↓

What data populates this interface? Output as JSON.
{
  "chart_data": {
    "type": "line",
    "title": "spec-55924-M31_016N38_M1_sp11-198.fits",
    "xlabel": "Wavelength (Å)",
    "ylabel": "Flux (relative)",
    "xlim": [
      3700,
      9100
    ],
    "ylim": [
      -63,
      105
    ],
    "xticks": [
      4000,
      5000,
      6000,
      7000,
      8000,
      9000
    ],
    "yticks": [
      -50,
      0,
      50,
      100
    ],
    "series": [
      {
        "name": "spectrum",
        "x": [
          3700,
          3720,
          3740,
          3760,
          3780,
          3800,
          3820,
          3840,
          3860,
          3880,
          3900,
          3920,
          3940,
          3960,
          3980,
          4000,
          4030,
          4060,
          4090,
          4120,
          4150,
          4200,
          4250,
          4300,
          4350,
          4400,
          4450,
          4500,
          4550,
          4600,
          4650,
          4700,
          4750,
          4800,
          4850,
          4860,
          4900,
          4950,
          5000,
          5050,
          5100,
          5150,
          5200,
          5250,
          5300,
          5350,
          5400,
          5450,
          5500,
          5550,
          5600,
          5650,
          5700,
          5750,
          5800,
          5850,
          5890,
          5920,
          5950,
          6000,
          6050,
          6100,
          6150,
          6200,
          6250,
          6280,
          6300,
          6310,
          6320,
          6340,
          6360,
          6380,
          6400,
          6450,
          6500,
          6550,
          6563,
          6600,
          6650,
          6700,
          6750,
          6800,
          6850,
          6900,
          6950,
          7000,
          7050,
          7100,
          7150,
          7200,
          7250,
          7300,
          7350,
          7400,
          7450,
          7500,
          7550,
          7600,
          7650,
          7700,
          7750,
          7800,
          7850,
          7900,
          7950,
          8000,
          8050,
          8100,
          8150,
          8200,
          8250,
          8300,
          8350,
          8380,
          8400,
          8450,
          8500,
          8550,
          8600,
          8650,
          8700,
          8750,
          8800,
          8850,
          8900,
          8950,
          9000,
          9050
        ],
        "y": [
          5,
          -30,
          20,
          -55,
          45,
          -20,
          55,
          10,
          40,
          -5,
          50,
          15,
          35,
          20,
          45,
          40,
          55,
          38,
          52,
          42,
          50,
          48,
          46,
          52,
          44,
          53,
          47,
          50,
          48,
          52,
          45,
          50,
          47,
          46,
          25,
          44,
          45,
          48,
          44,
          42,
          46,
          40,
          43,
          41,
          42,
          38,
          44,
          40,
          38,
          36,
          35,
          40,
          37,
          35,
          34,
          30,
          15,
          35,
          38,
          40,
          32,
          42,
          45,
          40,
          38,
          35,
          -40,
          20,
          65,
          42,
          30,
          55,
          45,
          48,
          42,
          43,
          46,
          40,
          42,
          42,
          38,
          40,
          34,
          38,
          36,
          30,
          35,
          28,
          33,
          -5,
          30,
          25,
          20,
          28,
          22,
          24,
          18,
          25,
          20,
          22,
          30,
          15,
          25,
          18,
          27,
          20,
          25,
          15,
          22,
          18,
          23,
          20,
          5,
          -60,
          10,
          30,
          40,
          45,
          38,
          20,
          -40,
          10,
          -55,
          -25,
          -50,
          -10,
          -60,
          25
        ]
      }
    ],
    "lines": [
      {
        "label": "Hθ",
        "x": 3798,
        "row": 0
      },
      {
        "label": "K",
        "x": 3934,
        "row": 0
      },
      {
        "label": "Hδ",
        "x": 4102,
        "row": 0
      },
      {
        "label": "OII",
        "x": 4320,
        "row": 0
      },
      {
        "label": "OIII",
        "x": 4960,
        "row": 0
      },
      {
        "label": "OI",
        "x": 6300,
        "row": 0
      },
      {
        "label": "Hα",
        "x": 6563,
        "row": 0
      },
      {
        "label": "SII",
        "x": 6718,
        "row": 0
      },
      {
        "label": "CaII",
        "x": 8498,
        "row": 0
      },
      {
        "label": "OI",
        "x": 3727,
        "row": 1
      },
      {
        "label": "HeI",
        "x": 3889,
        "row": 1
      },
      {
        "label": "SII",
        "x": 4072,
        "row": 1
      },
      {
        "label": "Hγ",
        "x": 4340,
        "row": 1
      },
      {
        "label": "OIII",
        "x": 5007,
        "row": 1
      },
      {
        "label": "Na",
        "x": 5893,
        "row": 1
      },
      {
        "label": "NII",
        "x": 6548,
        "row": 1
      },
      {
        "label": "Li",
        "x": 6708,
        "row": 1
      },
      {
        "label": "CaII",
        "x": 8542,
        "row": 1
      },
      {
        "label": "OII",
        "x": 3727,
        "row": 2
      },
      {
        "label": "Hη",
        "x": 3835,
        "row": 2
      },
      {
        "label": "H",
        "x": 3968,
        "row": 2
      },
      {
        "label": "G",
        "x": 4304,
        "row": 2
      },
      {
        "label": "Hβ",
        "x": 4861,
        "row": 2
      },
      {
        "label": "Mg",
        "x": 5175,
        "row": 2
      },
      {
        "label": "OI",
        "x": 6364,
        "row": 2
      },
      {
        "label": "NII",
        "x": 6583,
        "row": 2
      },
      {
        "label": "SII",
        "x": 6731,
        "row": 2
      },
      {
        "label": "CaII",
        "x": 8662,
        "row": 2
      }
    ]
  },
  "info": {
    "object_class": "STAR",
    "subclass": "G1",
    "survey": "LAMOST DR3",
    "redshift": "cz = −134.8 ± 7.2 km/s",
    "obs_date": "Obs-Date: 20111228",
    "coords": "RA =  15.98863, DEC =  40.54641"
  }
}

↑

Exercise task
Retype the listing exactly, in full.

Result of this task
What data populates this interface? Output as JSON.
{
  "chart_data": {
    "type": "line",
    "title": "spec-55924-M31_016N38_M1_sp11-198.fits",
    "xlabel": "Wavelength (Å)",
    "ylabel": "Flux (relative)",
    "xlim": [
      3700,
      9100
    ],
    "ylim": [
      -63,
      105
    ],
    "xticks": [
      4000,
      5000,
      6000,
      7000,
      8000,
      9000
    ],
    "yticks": [
      -50,
      0,
      50,
      100
    ],
    "series": [
      {
        "name": "spectrum",
        "x": [
          3700,
          3720,
          3740,
          3760,
          3780,
          3800,
          3820,
          3840,
          3860,
          3880,
          3900,
          3920,
          3940,
          3960,
          3980,
          4000,
          4030,
          4060,
          4090,
          4120,
          4150,
          4200,
          4250,
          4300,
          4350,
          4400,
          4450,
          4500,
          4550,
          4600,
          4650,
          4700,
          4750,
          4800,
          4850,
          4860,
          4900,
          4950,
          5000,
          5050,
          5100,
          5150,
          5200,
          5250,
          5300,
          5350,
          5400,
          5450,
          5500,
          5550,
          5600,
          5650,
          5700,
          5750,
          5800,
          5850,
          5890,
          5920,
          5950,
          6000,
          6050,
          6100,
          6150,
          6200,
          6250,
          6280,
          6300,
          6310,
          6320,
          6340,
          6360,
          6380,
          6400,
          6450,
          6500,
          6550,
          6563,
          6600,
          6650,
          6700,
          6750,
          6800,
          6850,
          6900,
          6950,
          7000,
          7050,
          7100,
          7150,
          7200,
          7250,
          7300,
          7350,
          7400,
          7450,
          7500,
          7550,
          7600,
          7650,
          7700,
          7750,
          7800,
          7850,
          7900,
          7950,
          8000,
          8050,
          8100,
          8150,
          8200,
          8250,
          8300,
          8350,
          8380,
          8400,
          8450,
          8500,
          8550,
          8600,
          8650,
          8700,
          8750,
          8800,
          8850,
          8900,
          8950,
          9000,
          9050
        ],
        "y": [
          5,
          -30,
          20,
          -55,
          45,
          -20,
          55,
          10,
          40,
          -5,
          50,
          15,
          35,
          20,
          45,
          40,
          55,
          38,
          52,
          42,
          50,
          48,
          46,
          52,
          44,
          53,
          47,
          50,
          48,
          52,
          45,
          50,
          47,
          46,
          25,
          44,
          45,
          48,
          44,
          42,
          46,
          40,
          43,
          41,
          42,
          38,
          44,
          40,
          38,
          36,
          35,
          40,
          37,
          35,
          34,
          30,
          15,
          35,
          38,
          40,
          32,
          42,
          45,
          40,
          38,
          35,
          -40,
          20,
          65,
          42,
          30,
          55,
          45,
          48,
          42,
          43,
          46,
          40,
          42,
          42,
          38,
          40,
          34,
          38,
          36,
          30,
          35,
          28,
          33,
          -5,
          30,
          25,
          20,
          28,
          22,
          24,
          18,
          25,
          20,
          22,
          30,
          15,
          25,
          18,
          27,
          20,
          25,
          15,
          22,
          18,
          23,
          20,
          5,
          -60,
          10,
          30,
          40,
          45,
          38,
          20,
          -40,
          10,
          -55,
          -25,
          -50,
          -10,
          -60,
          25
        ]
      }
    ],
    "lines": [
      {
        "label": "Hθ",
        "x": 3798,
        "row": 0
      },
      {
        "label": "K",
        "x": 3934,
        "row": 0
      },
      {
        "label": "Hδ",
        "x": 4102,
        "row": 0
      },
      {
        "label": "OII",
        "x": 4320,
        "row": 0
      },
      {
        "label": "OIII",
        "x": 4960,
        "row": 0
      },
      {
        "label": "OI",
        "x": 6300,
        "row": 0
      },
      {
        "label": "Hα",
        "x": 6563,
        "row": 0
      },
      {
        "label": "SII",
        "x": 6718,
        "row": 0
      },
      {
        "label": "CaII",
        "x": 8498,
        "row": 0
      },
      {
        "label": "OI",
        "x": 3727,
        "row": 1
      },
      {
        "label": "HeI",
        "x": 3889,
        "row": 1
      },
      {
        "label": "SII",
        "x": 4072,
        "row": 1
      },
      {
        "label": "Hγ",
        "x": 4340,
        "row": 1
      },
      {
        "label": "OIII",
        "x": 5007,
        "row": 1
      },
      {
        "label": "Na",
        "x": 5893,
        "row": 1
      },
      {
        "label": "NII",
        "x": 6548,
        "row": 1
      },
      {
        "label": "Li",
        "x": 6708,
        "row": 1
      },
      {
        "label": "CaII",
        "x": 8542,
        "row": 1
      },
      {
        "label": "OII",
        "x": 3727,
        "row": 2
      },
      {
        "label": "Hη",
        "x": 3835,
        "row": 2
      },
      {
        "label": "H",
        "x": 3968,
        "row": 2
      },
      {
        "label": "G",
        "x": 4304,
        "row": 2
      },
      {
        "label": "Hβ",
        "x": 4861,
        "row": 2
      },
      {
        "label": "Mg",
        "x": 5175,
        "row": 2
      },
      {
        "label": "OI",
        "x": 6364,
        "row": 2
      },
      {
        "label": "NII",
        "x": 6583,
        "row": 2
      },
      {
        "label": "SII",
        "x": 6731,
        "row": 2
      },
      {
        "label": "CaII",
        "x": 8662,
        "row": 2
      }
    ]
  },
  "info": {
    "object_class": "STAR",
    "subclass": "G1",
    "survey": "LAMOST DR3",
    "redshift": "cz = −134.8 ± 7.2 km/s",
    "obs_date": "Obs-Date: 20111228",
    "coords": "RA =  15.98863, DEC =  40.54641"
  }
}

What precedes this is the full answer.